### THE REQUEST
Below are some records. Pull every line that contains the word "compartments".

>> begin RECORDS SUPPLIED

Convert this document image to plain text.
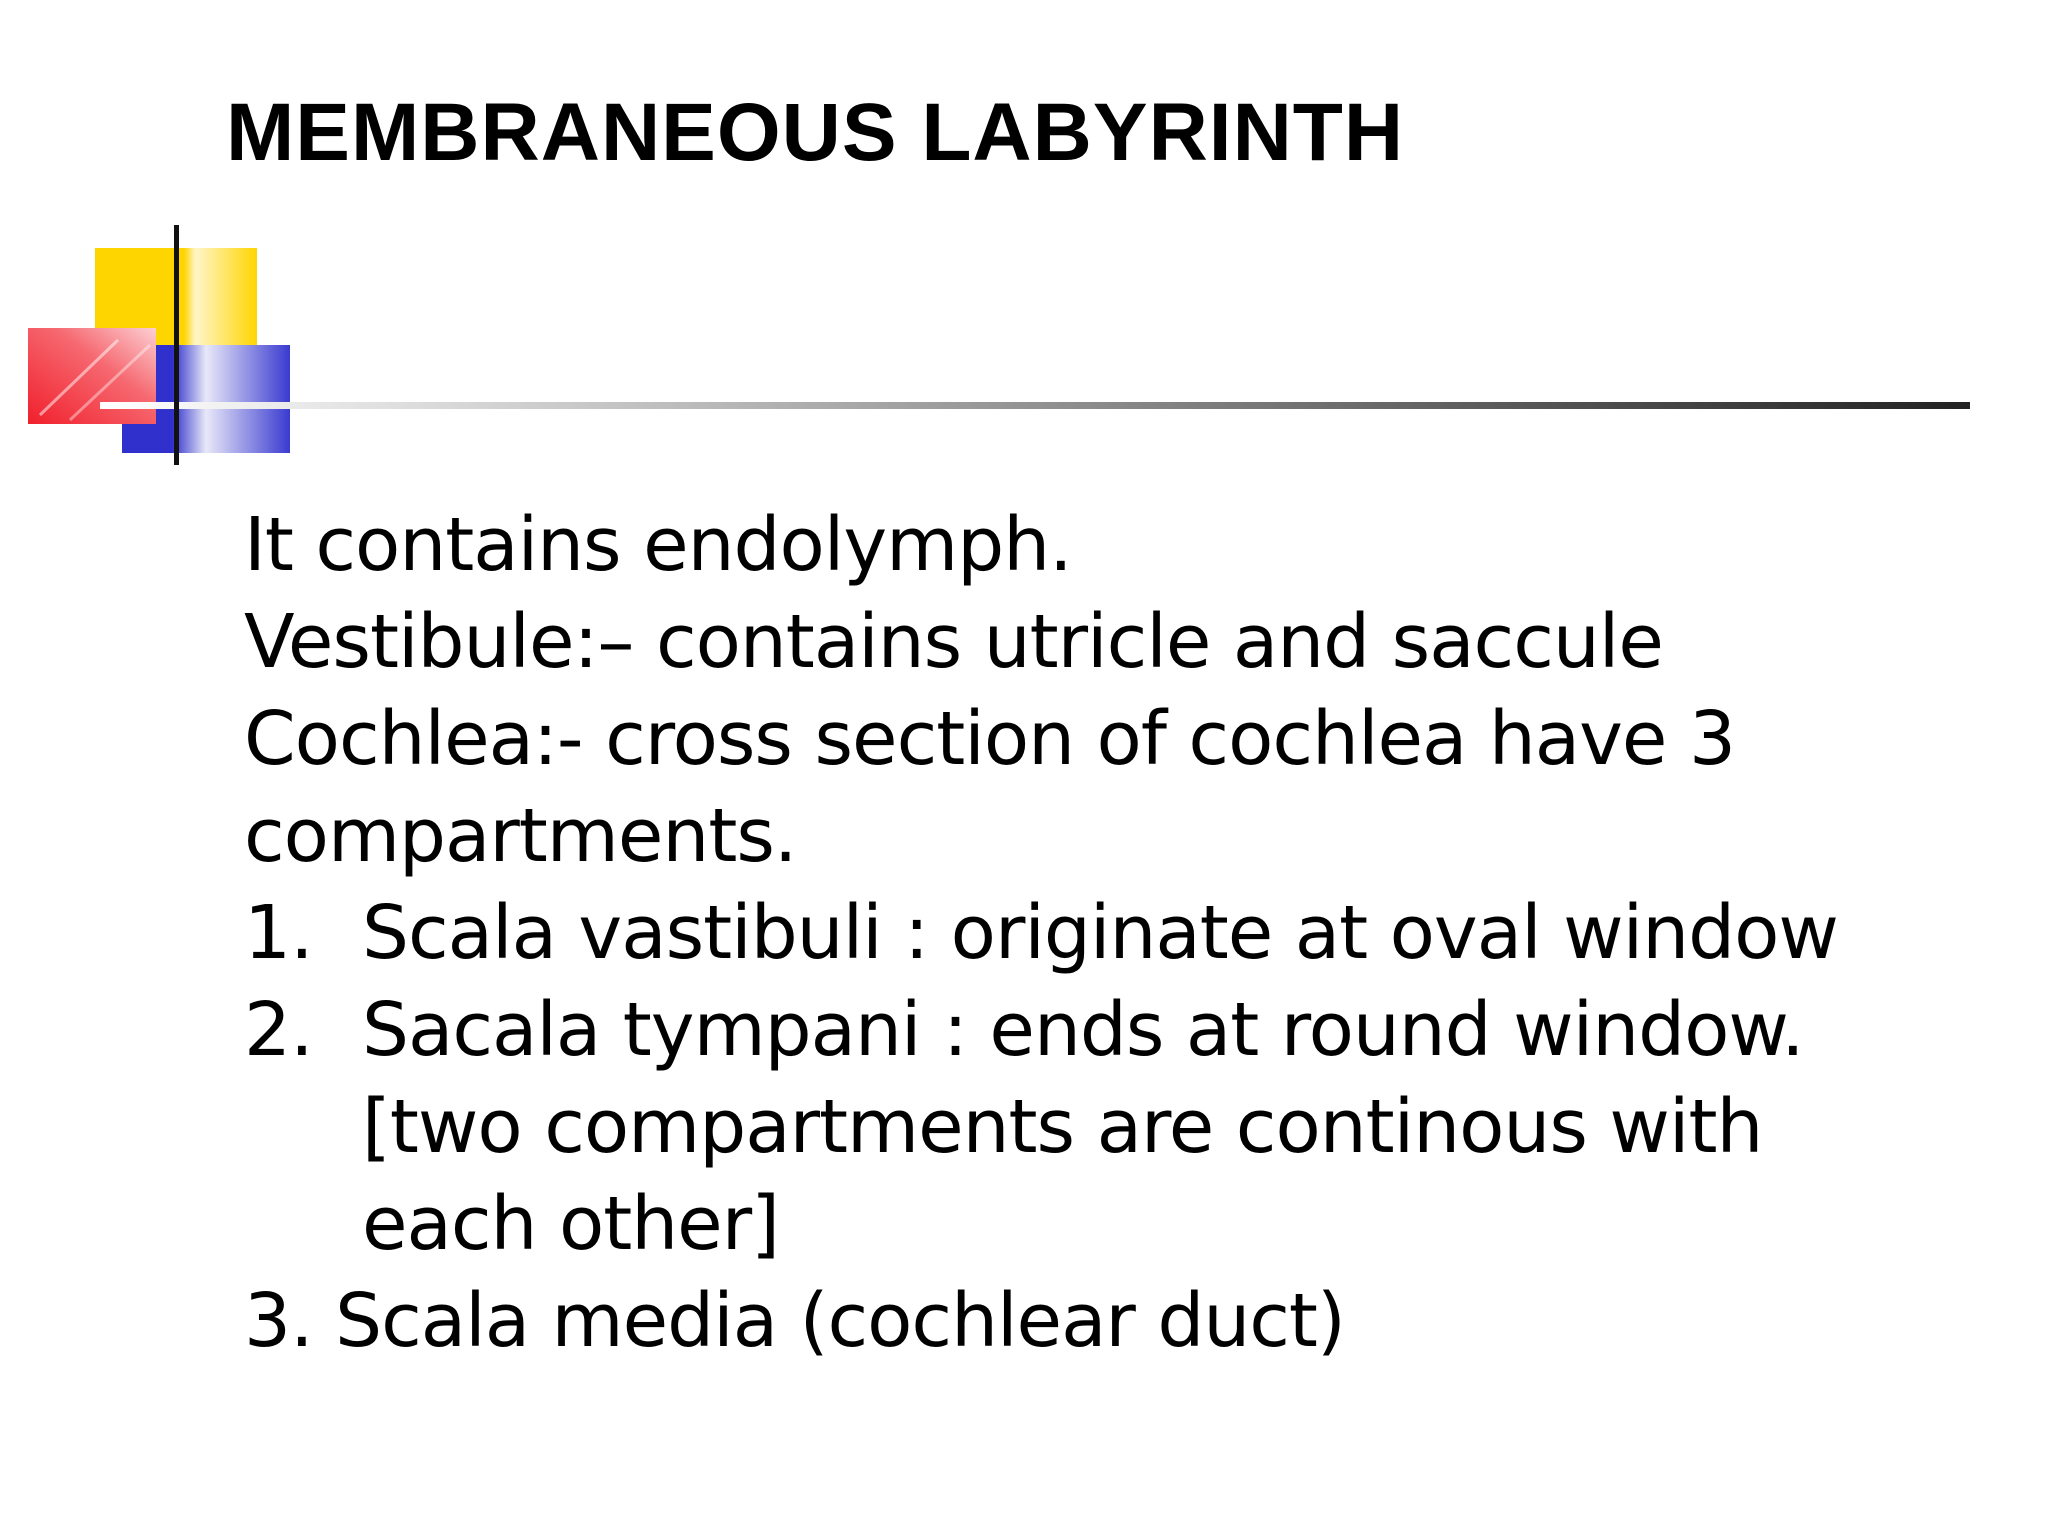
MEMBRANEOUS LABYRINTH
It contains endolymph.
Vestibule:– contains utricle and saccule
Cochlea:- cross section of cochlea have 3
compartments.
1. Scala vastibuli : originate at oval window
2. Sacala tympani : ends at round window.
[two compartments are continous with
each other]
3. Scala media (cochlear duct)
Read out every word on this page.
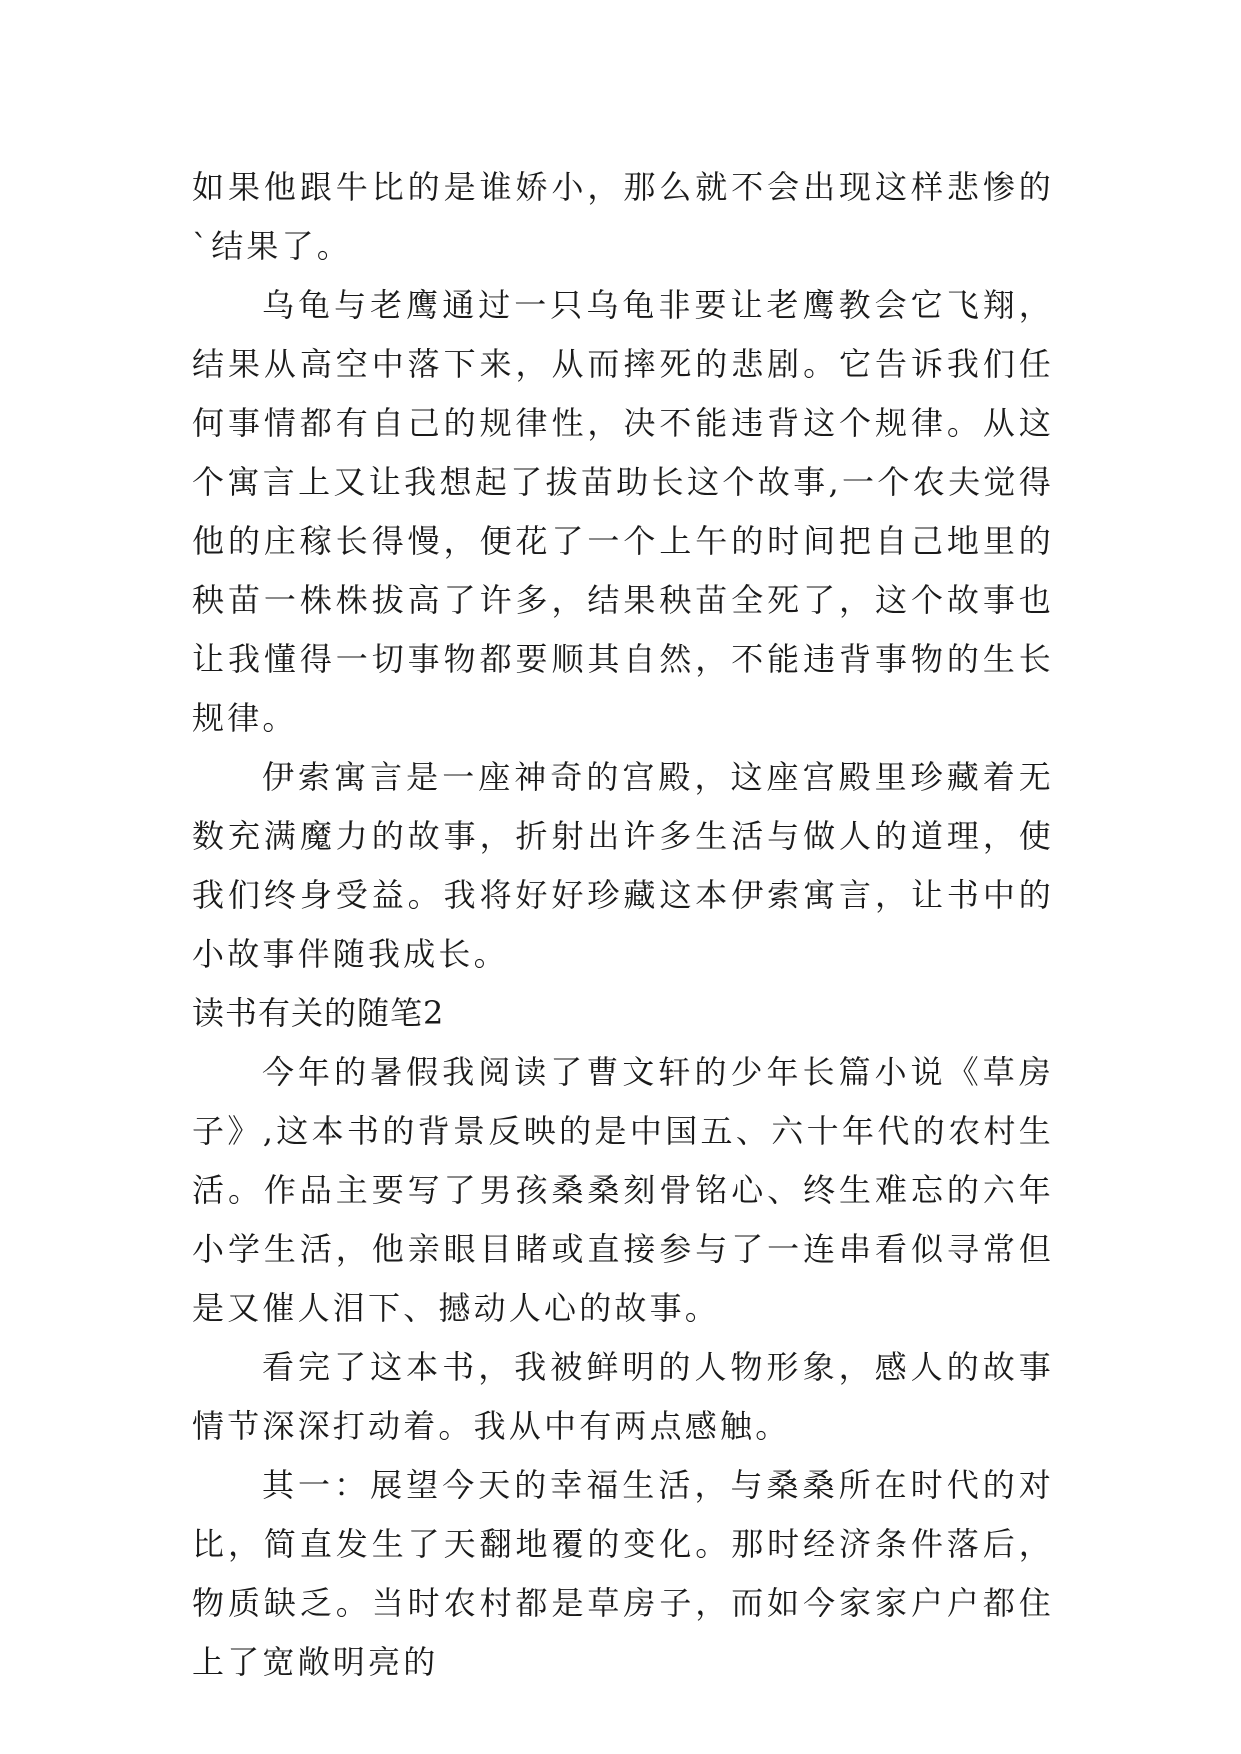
如果他跟牛比的是谁娇小，那么就不会出现这样悲惨的`结果了。

乌龟与老鹰通过一只乌龟非要让老鹰教会它飞翔，结果从高空中落下来，从而摔死的悲剧。它告诉我们任何事情都有自己的规律性，决不能违背这个规律。从这个寓言上又让我想起了拔苗助长这个故事,一个农夫觉得他的庄稼长得慢，便花了一个上午的时间把自己地里的秧苗一株株拔高了许多，结果秧苗全死了，这个故事也让我懂得一切事物都要顺其自然，不能违背事物的生长规律。

伊索寓言是一座神奇的宫殿，这座宫殿里珍藏着无数充满魔力的故事，折射出许多生活与做人的道理，使我们终身受益。我将好好珍藏这本伊索寓言，让书中的小故事伴随我成长。

读书有关的随笔2

今年的暑假我阅读了曹文轩的少年长篇小说《草房子》,这本书的背景反映的是中国五、六十年代的农村生活。作品主要写了男孩桑桑刻骨铭心、终生难忘的六年小学生活，他亲眼目睹或直接参与了一连串看似寻常但是又催人泪下、撼动人心的故事。

看完了这本书，我被鲜明的人物形象，感人的故事情节深深打动着。我从中有两点感触。

其一：展望今天的幸福生活，与桑桑所在时代的对比，简直发生了天翻地覆的变化。那时经济条件落后，物质缺乏。当时农村都是草房子，而如今家家户户都住上了宽敞明亮的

>> end RECORDS SUPPLIED

### WRITTEN ANSWER
compartments.
[two compartments are continous with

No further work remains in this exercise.